### What you are asked to do
Which lines in the records below contain the word "screenshot"? Copy each of them.

------ Rows

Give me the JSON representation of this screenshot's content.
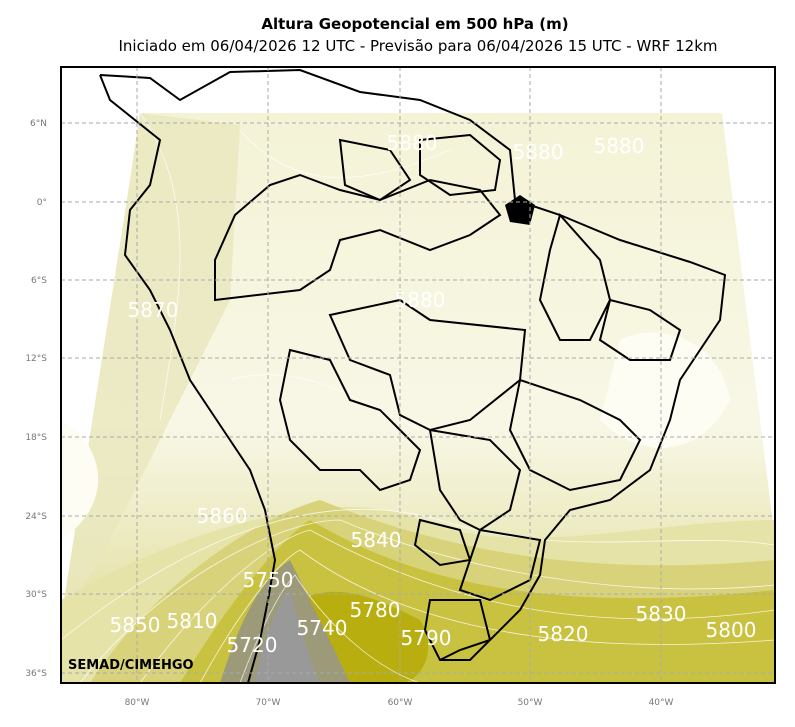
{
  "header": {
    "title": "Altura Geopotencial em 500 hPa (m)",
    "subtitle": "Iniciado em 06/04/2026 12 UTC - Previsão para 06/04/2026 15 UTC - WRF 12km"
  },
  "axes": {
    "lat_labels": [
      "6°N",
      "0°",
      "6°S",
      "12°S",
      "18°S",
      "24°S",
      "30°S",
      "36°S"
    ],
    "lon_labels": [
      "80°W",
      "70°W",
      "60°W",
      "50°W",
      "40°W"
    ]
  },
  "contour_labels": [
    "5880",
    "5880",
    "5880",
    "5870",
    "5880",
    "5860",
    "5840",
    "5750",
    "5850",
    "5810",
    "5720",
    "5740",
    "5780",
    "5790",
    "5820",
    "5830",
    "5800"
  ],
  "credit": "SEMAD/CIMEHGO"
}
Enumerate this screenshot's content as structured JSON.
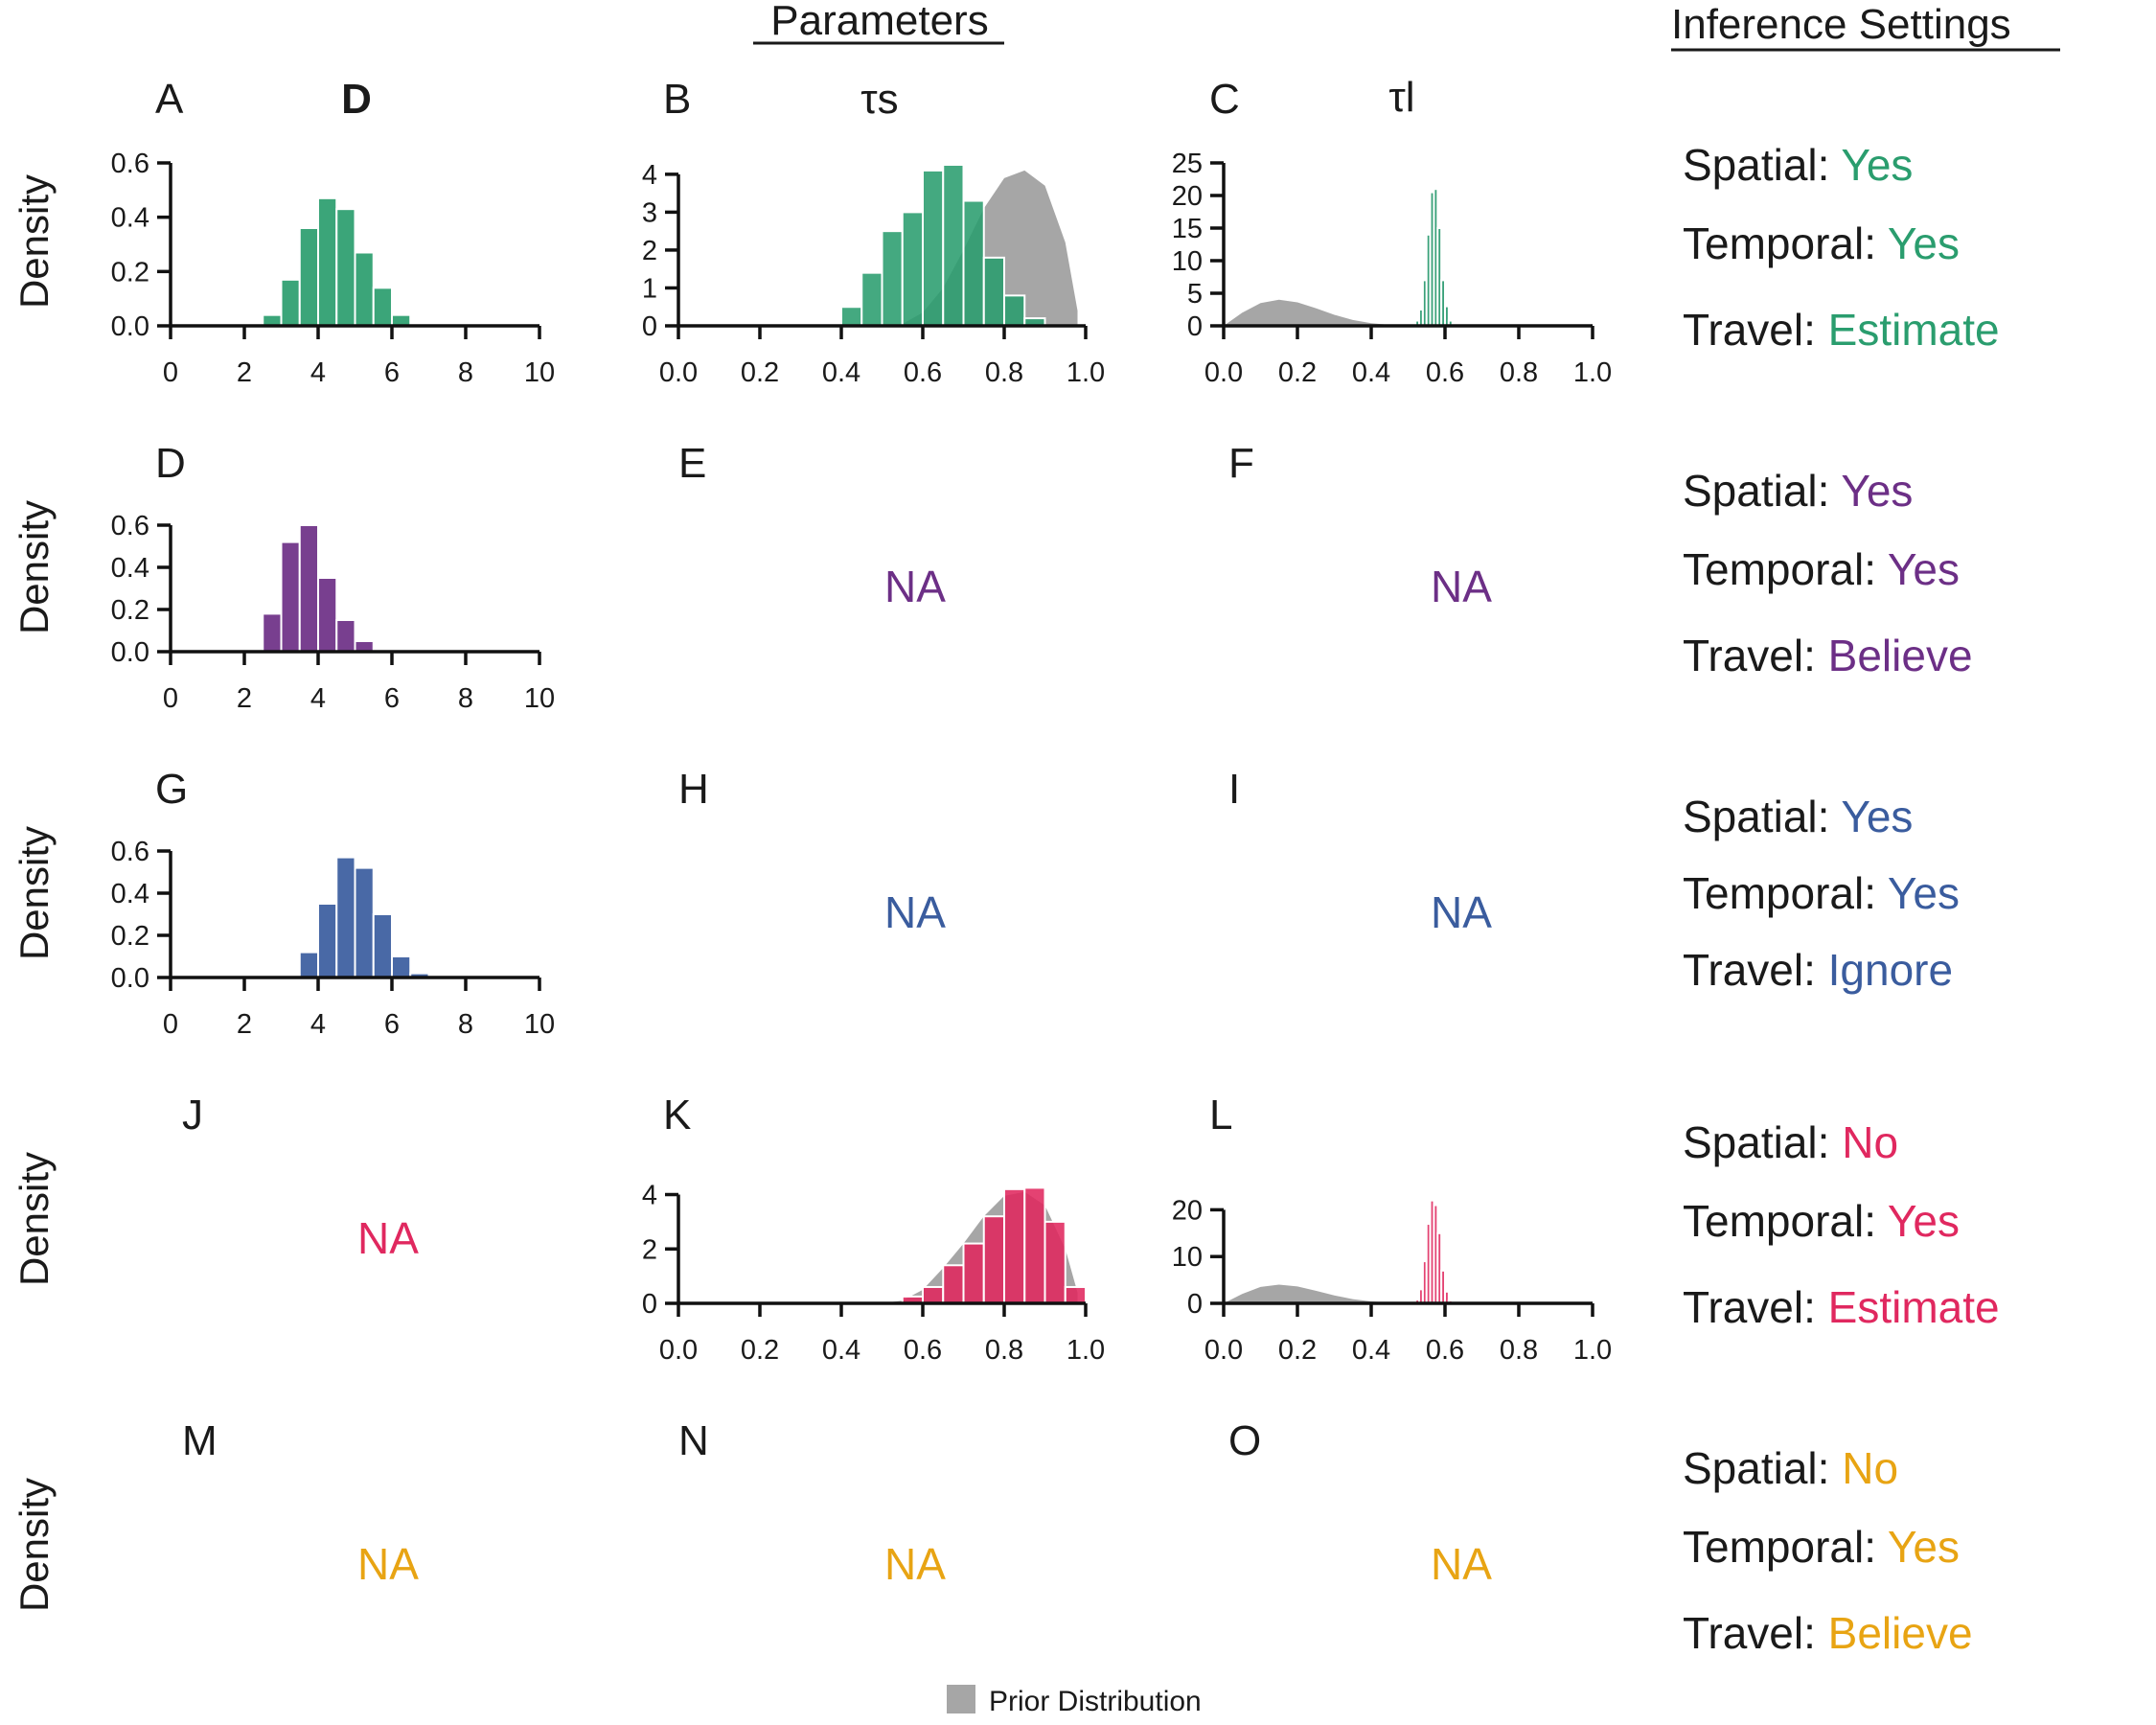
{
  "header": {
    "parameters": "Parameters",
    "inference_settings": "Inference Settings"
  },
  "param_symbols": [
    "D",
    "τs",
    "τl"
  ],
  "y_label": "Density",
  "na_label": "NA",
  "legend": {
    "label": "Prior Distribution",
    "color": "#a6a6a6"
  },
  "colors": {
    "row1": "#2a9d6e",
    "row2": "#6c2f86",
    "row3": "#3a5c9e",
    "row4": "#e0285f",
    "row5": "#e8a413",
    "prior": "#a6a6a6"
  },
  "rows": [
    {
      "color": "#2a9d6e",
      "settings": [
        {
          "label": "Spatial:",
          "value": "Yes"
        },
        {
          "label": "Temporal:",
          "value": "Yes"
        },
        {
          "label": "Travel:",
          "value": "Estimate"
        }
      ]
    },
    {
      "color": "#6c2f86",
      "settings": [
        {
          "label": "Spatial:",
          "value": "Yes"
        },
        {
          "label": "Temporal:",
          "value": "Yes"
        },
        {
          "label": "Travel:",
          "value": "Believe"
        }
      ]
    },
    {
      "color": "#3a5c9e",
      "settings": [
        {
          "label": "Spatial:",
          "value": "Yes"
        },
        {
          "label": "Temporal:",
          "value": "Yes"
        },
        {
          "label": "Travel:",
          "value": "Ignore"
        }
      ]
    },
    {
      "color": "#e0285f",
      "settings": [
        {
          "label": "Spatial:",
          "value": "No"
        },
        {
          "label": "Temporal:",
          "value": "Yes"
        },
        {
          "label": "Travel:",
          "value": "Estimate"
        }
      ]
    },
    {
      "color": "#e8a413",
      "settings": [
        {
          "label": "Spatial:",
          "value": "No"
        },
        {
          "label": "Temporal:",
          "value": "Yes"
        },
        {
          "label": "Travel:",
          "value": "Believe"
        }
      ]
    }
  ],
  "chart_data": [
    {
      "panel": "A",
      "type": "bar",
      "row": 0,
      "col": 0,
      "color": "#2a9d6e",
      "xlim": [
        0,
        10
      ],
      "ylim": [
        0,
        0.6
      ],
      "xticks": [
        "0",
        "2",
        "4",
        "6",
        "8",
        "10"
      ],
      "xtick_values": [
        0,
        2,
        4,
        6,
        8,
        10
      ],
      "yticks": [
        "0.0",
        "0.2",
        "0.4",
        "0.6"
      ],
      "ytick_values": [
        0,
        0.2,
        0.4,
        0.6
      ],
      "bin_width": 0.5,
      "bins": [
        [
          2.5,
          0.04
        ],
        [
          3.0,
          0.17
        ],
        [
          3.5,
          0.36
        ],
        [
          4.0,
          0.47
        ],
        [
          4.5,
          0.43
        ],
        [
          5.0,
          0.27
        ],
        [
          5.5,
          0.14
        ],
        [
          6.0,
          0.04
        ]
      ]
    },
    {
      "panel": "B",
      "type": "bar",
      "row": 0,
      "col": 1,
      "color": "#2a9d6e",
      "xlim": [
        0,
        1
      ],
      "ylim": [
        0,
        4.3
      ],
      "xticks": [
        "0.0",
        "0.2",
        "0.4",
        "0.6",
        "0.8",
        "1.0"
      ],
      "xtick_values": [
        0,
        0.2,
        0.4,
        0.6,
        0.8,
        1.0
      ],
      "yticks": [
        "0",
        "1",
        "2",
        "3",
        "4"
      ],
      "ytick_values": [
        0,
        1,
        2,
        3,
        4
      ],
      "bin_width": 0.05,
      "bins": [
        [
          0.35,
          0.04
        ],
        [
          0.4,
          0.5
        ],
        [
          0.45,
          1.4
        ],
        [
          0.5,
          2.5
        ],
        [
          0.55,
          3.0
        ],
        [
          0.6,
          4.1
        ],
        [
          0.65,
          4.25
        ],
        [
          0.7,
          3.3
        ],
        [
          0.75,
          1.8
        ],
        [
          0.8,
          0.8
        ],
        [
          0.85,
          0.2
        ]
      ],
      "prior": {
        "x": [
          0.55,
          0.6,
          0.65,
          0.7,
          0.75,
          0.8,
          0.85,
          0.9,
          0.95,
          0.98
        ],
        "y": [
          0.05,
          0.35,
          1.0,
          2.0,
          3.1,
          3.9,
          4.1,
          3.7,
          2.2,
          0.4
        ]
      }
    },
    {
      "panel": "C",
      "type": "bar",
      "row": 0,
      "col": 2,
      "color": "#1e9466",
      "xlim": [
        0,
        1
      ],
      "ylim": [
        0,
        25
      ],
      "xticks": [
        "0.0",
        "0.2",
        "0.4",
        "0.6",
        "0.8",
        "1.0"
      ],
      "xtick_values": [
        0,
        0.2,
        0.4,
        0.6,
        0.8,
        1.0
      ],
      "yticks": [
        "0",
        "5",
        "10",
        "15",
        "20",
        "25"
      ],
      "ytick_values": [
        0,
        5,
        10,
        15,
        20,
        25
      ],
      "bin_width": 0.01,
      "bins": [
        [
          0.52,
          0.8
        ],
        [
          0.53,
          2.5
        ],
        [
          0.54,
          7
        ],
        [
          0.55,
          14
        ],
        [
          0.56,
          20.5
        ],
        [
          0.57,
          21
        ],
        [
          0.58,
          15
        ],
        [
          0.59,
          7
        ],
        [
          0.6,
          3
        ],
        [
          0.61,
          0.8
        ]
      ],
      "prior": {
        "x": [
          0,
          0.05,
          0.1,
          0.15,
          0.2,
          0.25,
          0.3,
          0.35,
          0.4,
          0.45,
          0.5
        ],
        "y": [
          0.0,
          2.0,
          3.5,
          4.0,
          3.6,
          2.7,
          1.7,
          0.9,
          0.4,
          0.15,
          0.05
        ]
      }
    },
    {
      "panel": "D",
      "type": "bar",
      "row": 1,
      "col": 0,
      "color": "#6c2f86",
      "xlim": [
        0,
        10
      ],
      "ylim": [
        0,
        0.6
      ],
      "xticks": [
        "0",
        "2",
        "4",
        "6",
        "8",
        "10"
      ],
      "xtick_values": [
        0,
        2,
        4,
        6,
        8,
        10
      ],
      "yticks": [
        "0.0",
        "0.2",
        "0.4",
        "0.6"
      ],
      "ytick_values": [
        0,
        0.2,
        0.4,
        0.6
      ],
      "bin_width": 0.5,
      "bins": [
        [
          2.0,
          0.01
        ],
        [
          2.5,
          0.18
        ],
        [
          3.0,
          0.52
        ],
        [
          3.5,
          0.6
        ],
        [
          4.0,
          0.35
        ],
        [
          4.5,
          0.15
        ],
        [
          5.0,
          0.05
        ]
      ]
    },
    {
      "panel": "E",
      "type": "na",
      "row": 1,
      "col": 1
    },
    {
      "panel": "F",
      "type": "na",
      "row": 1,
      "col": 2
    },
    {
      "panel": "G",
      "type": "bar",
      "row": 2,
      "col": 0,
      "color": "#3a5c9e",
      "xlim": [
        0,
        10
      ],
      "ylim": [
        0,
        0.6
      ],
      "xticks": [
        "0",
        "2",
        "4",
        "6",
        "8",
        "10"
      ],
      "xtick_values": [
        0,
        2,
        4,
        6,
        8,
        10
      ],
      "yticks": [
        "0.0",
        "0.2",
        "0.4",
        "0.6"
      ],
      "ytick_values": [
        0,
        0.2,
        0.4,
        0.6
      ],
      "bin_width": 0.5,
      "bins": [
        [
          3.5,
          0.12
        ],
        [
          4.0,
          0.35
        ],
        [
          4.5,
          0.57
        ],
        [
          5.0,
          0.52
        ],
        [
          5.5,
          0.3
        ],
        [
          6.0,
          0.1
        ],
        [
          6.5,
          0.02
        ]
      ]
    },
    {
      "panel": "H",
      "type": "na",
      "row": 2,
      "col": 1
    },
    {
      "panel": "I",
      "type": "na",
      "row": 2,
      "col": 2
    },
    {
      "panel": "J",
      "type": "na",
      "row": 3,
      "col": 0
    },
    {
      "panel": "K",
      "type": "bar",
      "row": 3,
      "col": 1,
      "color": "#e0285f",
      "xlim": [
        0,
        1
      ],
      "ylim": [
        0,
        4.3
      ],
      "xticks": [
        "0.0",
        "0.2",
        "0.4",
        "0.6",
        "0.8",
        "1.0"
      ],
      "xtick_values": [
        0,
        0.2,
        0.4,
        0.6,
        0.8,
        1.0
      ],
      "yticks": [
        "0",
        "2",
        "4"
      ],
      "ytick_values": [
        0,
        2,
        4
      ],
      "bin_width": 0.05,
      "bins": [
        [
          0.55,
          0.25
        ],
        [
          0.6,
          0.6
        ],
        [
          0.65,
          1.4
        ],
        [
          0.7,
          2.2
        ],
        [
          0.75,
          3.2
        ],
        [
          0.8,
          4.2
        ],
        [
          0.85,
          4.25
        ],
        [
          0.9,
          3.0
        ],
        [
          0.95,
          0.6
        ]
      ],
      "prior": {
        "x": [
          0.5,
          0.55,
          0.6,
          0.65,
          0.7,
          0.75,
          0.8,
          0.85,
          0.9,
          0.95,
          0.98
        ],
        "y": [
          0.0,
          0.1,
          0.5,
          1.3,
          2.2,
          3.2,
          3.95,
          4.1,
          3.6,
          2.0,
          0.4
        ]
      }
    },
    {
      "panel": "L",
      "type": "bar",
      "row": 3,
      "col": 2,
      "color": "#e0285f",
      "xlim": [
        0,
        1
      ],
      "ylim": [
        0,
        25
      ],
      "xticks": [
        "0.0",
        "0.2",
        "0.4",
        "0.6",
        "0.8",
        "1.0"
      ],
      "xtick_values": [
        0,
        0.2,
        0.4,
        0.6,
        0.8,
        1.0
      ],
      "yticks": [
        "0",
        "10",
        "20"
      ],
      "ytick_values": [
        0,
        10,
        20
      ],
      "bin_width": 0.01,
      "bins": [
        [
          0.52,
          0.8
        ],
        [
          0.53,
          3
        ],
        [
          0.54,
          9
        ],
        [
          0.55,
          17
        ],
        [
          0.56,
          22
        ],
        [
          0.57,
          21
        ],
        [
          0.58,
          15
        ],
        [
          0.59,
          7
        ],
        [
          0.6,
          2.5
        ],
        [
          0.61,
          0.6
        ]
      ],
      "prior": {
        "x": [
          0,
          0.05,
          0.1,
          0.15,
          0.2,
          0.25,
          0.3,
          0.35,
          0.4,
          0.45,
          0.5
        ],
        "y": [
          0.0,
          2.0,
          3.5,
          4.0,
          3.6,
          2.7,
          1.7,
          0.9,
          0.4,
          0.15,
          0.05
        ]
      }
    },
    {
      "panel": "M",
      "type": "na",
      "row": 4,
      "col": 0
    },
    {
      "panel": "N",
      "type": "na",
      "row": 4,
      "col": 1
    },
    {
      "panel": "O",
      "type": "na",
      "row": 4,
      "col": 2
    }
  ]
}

------------

### Response to the task
Give me the JSON representation of this screenshot's content.
Enumerate this screenshot's content as structured JSON.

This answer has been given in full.